Required task = Arrange the items below, from the first line up to and including the line containing "top-view-wedge (18, 434, 328, 555)", as a JSON list of strings with one string per line and blank lines omitted.

Supplied material =
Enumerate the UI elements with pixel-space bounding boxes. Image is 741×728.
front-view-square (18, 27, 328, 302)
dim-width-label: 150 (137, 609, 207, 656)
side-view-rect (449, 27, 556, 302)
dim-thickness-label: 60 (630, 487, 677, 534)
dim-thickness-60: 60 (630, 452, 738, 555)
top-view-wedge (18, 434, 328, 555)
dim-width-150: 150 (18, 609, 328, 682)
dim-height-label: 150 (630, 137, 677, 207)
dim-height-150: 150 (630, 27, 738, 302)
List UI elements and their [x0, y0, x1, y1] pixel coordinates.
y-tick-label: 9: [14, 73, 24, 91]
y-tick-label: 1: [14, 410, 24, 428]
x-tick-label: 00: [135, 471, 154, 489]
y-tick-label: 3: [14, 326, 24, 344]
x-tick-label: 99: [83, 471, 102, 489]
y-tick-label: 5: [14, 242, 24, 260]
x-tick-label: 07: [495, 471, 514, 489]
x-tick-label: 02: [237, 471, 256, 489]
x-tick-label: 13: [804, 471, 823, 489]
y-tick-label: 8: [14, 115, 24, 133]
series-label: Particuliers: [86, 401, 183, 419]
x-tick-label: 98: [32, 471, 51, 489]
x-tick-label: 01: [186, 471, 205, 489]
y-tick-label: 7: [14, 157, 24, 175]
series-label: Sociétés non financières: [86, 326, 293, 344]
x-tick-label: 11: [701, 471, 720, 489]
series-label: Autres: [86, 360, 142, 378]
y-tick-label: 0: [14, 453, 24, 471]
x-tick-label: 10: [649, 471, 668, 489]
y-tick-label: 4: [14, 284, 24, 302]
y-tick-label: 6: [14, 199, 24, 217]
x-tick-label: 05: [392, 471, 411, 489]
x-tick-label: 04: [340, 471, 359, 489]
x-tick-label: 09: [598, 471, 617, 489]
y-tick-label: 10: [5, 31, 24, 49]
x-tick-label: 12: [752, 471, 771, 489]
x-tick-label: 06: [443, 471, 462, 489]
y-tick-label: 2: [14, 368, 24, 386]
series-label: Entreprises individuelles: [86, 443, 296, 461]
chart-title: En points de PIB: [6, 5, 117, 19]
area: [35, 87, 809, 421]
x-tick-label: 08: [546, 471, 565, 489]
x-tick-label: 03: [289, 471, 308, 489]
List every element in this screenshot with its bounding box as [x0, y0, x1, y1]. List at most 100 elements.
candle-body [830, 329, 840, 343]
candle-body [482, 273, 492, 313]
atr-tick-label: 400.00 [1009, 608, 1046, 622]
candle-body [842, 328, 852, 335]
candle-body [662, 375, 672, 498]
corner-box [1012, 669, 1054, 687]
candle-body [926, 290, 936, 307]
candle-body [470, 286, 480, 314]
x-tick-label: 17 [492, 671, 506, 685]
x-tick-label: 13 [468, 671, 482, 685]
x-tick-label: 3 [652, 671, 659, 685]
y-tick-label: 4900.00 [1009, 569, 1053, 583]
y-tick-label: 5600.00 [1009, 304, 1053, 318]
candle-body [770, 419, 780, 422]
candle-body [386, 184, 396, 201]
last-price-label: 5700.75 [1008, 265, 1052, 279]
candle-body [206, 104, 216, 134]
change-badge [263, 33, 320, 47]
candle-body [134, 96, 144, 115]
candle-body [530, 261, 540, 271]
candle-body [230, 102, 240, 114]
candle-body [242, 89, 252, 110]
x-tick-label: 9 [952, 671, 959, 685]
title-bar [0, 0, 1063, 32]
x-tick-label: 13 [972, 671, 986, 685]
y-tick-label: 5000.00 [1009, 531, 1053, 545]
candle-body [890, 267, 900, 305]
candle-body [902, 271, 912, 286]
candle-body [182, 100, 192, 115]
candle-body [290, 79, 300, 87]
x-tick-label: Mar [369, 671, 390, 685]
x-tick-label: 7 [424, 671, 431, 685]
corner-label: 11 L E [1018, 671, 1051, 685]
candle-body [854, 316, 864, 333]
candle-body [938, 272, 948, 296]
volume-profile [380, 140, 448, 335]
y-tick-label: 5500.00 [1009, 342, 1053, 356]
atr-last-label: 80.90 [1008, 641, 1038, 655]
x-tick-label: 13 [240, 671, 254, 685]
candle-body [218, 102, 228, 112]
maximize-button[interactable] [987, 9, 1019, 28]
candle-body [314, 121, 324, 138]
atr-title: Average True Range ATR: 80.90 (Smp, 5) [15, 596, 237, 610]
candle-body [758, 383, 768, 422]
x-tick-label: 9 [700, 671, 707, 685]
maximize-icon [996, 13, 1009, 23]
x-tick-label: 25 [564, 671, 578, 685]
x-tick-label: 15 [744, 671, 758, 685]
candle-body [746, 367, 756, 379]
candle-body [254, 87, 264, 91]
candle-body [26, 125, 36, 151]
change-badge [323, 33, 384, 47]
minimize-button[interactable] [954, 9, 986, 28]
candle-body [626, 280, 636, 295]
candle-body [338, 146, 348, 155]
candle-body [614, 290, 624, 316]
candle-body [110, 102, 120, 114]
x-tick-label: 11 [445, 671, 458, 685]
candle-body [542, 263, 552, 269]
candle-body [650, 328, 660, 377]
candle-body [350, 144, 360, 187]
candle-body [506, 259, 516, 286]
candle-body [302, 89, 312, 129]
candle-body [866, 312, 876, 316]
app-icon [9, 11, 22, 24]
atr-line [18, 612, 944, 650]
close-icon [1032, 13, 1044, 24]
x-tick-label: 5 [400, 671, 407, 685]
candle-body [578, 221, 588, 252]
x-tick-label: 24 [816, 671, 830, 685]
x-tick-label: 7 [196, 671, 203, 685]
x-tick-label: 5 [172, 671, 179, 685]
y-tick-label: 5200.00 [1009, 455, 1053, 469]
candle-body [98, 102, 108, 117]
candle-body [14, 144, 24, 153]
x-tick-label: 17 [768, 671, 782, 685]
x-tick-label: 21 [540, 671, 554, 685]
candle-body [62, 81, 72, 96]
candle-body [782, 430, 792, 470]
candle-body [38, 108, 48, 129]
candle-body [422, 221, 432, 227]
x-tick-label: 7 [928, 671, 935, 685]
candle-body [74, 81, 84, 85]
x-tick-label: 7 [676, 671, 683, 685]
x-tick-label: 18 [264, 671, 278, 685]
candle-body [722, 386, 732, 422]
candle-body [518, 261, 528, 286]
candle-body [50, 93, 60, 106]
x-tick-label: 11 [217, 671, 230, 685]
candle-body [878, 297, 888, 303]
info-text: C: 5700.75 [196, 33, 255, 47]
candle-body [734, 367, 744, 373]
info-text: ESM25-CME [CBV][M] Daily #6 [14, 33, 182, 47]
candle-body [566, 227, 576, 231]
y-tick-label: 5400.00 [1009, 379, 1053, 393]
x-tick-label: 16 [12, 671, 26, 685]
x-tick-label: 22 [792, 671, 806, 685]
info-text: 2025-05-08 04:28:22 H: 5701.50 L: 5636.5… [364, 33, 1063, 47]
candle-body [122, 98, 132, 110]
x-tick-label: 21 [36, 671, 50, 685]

Answer to this task =
[
  "Enumerate the UI elements with pixel-space bounding boxes. Image is 741×728.",
  "front-view-square (18, 27, 328, 302)",
  "dim-width-label: 150 (137, 609, 207, 656)",
  "side-view-rect (449, 27, 556, 302)",
  "dim-thickness-label: 60 (630, 487, 677, 534)",
  "dim-thickness-60: 60 (630, 452, 738, 555)",
  "top-view-wedge (18, 434, 328, 555)"
]